→ Work to complete:
Transcribe all records exactly.

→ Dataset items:
++++++++

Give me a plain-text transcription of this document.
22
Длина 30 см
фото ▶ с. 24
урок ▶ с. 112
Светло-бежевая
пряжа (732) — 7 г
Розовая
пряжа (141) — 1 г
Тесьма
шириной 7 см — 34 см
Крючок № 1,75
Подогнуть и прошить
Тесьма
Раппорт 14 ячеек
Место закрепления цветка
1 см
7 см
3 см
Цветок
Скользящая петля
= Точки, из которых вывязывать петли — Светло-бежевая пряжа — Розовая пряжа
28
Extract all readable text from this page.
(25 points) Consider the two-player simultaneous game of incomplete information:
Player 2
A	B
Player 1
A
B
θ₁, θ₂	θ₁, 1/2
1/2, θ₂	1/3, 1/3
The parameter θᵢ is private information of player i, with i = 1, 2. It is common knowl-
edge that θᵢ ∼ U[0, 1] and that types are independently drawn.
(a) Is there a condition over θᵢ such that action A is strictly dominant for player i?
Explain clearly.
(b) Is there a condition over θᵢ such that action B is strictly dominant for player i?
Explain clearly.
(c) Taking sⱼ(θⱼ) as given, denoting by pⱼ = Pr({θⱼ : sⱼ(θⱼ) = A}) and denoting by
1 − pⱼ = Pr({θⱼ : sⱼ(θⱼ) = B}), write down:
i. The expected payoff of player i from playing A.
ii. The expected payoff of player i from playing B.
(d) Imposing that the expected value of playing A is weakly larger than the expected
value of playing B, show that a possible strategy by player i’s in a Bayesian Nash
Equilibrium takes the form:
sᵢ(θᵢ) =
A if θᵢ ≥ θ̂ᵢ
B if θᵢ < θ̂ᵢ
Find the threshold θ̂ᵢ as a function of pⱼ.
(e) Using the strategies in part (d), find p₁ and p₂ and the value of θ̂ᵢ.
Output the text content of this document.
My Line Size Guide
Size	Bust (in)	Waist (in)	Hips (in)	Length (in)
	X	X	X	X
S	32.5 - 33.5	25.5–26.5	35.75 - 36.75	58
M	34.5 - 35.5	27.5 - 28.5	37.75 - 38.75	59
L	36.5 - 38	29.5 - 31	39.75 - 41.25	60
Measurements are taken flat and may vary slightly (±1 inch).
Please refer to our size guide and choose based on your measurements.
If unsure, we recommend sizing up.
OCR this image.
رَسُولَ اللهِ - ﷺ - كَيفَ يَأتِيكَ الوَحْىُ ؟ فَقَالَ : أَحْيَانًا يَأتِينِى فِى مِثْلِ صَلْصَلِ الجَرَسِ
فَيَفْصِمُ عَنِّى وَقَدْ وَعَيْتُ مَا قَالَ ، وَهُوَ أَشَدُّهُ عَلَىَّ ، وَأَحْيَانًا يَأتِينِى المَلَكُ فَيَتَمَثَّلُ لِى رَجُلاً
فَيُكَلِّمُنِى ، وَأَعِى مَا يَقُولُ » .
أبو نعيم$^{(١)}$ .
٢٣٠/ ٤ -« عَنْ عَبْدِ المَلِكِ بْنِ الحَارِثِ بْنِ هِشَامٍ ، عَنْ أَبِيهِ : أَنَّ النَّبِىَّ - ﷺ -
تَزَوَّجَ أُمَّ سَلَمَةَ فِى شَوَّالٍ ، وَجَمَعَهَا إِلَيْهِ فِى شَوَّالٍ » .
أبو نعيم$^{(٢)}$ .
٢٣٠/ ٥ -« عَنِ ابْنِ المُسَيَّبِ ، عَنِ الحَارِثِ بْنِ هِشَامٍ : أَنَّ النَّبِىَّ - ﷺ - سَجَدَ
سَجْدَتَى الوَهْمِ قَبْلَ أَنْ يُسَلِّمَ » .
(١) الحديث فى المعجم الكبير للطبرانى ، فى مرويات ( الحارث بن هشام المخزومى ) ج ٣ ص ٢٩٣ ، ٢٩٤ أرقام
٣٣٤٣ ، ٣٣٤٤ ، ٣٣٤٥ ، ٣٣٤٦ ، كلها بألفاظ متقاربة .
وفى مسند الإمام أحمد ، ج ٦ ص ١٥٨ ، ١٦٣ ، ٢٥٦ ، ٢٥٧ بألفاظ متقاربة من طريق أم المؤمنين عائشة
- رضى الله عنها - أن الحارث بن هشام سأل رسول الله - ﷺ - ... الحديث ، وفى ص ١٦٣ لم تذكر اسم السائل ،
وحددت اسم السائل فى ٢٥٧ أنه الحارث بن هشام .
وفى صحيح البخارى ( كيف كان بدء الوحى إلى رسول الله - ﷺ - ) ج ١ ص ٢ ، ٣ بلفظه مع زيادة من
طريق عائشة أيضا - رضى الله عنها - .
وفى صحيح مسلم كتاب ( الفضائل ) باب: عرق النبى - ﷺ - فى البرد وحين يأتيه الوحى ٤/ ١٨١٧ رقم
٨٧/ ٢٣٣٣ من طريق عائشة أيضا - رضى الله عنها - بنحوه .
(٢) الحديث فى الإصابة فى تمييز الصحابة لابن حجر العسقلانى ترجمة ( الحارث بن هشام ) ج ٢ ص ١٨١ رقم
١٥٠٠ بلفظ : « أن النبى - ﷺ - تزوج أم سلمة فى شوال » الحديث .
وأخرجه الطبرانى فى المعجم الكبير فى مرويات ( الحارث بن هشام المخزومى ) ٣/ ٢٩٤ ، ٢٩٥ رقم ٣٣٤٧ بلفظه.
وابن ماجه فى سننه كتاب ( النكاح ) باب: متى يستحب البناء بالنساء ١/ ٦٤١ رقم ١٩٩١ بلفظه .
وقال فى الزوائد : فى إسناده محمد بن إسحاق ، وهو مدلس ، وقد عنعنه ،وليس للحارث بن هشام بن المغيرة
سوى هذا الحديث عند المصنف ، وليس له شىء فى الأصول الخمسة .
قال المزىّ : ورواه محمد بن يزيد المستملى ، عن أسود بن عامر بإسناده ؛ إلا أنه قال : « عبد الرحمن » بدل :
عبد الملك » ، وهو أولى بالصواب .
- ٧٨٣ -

++++++++

→ Solution to this problem:
Give me a plain-text transcription of this document.
22
Длина 30 см
фото ▶ с. 24
урок ▶ с. 112
Светло-бежевая
пряжа (732) — 7 г
Розовая
пряжа (141) — 1 г
Тесьма
шириной 7 см — 34 см
Крючок № 1,75
Подогнуть и прошить
Тесьма
Раппорт 14 ячеек
Место закрепления цветка
1 см
7 см
3 см
Цветок
Скользящая петля
= Точки, из которых вывязывать петли — Светло-бежевая пряжа — Розовая пряжа
28
Extract all readable text from this page.
(25 points) Consider the two-player simultaneous game of incomplete information:
Player 2
A	B
Player 1
A
B
θ₁, θ₂	θ₁, 1/2
1/2, θ₂	1/3, 1/3
The parameter θᵢ is private information of player i, with i = 1, 2. It is common knowl-
edge that θᵢ ∼ U[0, 1] and that types are independently drawn.
(a) Is there a condition over θᵢ such that action A is strictly dominant for player i?
Explain clearly.
(b) Is there a condition over θᵢ such that action B is strictly dominant for player i?
Explain clearly.
(c) Taking sⱼ(θⱼ) as given, denoting by pⱼ = Pr({θⱼ : sⱼ(θⱼ) = A}) and denoting by
1 − pⱼ = Pr({θⱼ : sⱼ(θⱼ) = B}), write down:
i. The expected payoff of player i from playing A.
ii. The expected payoff of player i from playing B.
(d) Imposing that the expected value of playing A is weakly larger than the expected
value of playing B, show that a possible strategy by player i’s in a Bayesian Nash
Equilibrium takes the form:
sᵢ(θᵢ) =
A if θᵢ ≥ θ̂ᵢ
B if θᵢ < θ̂ᵢ
Find the threshold θ̂ᵢ as a function of pⱼ.
(e) Using the strategies in part (d), find p₁ and p₂ and the value of θ̂ᵢ.
Output the text content of this document.
My Line Size Guide
Size	Bust (in)	Waist (in)	Hips (in)	Length (in)
	X	X	X	X
S	32.5 - 33.5	25.5–26.5	35.75 - 36.75	58
M	34.5 - 35.5	27.5 - 28.5	37.75 - 38.75	59
L	36.5 - 38	29.5 - 31	39.75 - 41.25	60
Measurements are taken flat and may vary slightly (±1 inch).
Please refer to our size guide and choose based on your measurements.
If unsure, we recommend sizing up.
OCR this image.
رَسُولَ اللهِ - ﷺ - كَيفَ يَأتِيكَ الوَحْىُ ؟ فَقَالَ : أَحْيَانًا يَأتِينِى فِى مِثْلِ صَلْصَلِ الجَرَسِ
فَيَفْصِمُ عَنِّى وَقَدْ وَعَيْتُ مَا قَالَ ، وَهُوَ أَشَدُّهُ عَلَىَّ ، وَأَحْيَانًا يَأتِينِى المَلَكُ فَيَتَمَثَّلُ لِى رَجُلاً
فَيُكَلِّمُنِى ، وَأَعِى مَا يَقُولُ » .
أبو نعيم$^{(١)}$ .
٢٣٠/ ٤ -« عَنْ عَبْدِ المَلِكِ بْنِ الحَارِثِ بْنِ هِشَامٍ ، عَنْ أَبِيهِ : أَنَّ النَّبِىَّ - ﷺ -
تَزَوَّجَ أُمَّ سَلَمَةَ فِى شَوَّالٍ ، وَجَمَعَهَا إِلَيْهِ فِى شَوَّالٍ » .
أبو نعيم$^{(٢)}$ .
٢٣٠/ ٥ -« عَنِ ابْنِ المُسَيَّبِ ، عَنِ الحَارِثِ بْنِ هِشَامٍ : أَنَّ النَّبِىَّ - ﷺ - سَجَدَ
سَجْدَتَى الوَهْمِ قَبْلَ أَنْ يُسَلِّمَ » .
(١) الحديث فى المعجم الكبير للطبرانى ، فى مرويات ( الحارث بن هشام المخزومى ) ج ٣ ص ٢٩٣ ، ٢٩٤ أرقام
٣٣٤٣ ، ٣٣٤٤ ، ٣٣٤٥ ، ٣٣٤٦ ، كلها بألفاظ متقاربة .
وفى مسند الإمام أحمد ، ج ٦ ص ١٥٨ ، ١٦٣ ، ٢٥٦ ، ٢٥٧ بألفاظ متقاربة من طريق أم المؤمنين عائشة
- رضى الله عنها - أن الحارث بن هشام سأل رسول الله - ﷺ - ... الحديث ، وفى ص ١٦٣ لم تذكر اسم السائل ،
وحددت اسم السائل فى ٢٥٧ أنه الحارث بن هشام .
وفى صحيح البخارى ( كيف كان بدء الوحى إلى رسول الله - ﷺ - ) ج ١ ص ٢ ، ٣ بلفظه مع زيادة من
طريق عائشة أيضا - رضى الله عنها - .
وفى صحيح مسلم كتاب ( الفضائل ) باب: عرق النبى - ﷺ - فى البرد وحين يأتيه الوحى ٤/ ١٨١٧ رقم
٨٧/ ٢٣٣٣ من طريق عائشة أيضا - رضى الله عنها - بنحوه .
(٢) الحديث فى الإصابة فى تمييز الصحابة لابن حجر العسقلانى ترجمة ( الحارث بن هشام ) ج ٢ ص ١٨١ رقم
١٥٠٠ بلفظ : « أن النبى - ﷺ - تزوج أم سلمة فى شوال » الحديث .
وأخرجه الطبرانى فى المعجم الكبير فى مرويات ( الحارث بن هشام المخزومى ) ٣/ ٢٩٤ ، ٢٩٥ رقم ٣٣٤٧ بلفظه.
وابن ماجه فى سننه كتاب ( النكاح ) باب: متى يستحب البناء بالنساء ١/ ٦٤١ رقم ١٩٩١ بلفظه .
وقال فى الزوائد : فى إسناده محمد بن إسحاق ، وهو مدلس ، وقد عنعنه ،وليس للحارث بن هشام بن المغيرة
سوى هذا الحديث عند المصنف ، وليس له شىء فى الأصول الخمسة .
قال المزىّ : ورواه محمد بن يزيد المستملى ، عن أسود بن عامر بإسناده ؛ إلا أنه قال : « عبد الرحمن » بدل :
عبد الملك » ، وهو أولى بالصواب .
- ٧٨٣ -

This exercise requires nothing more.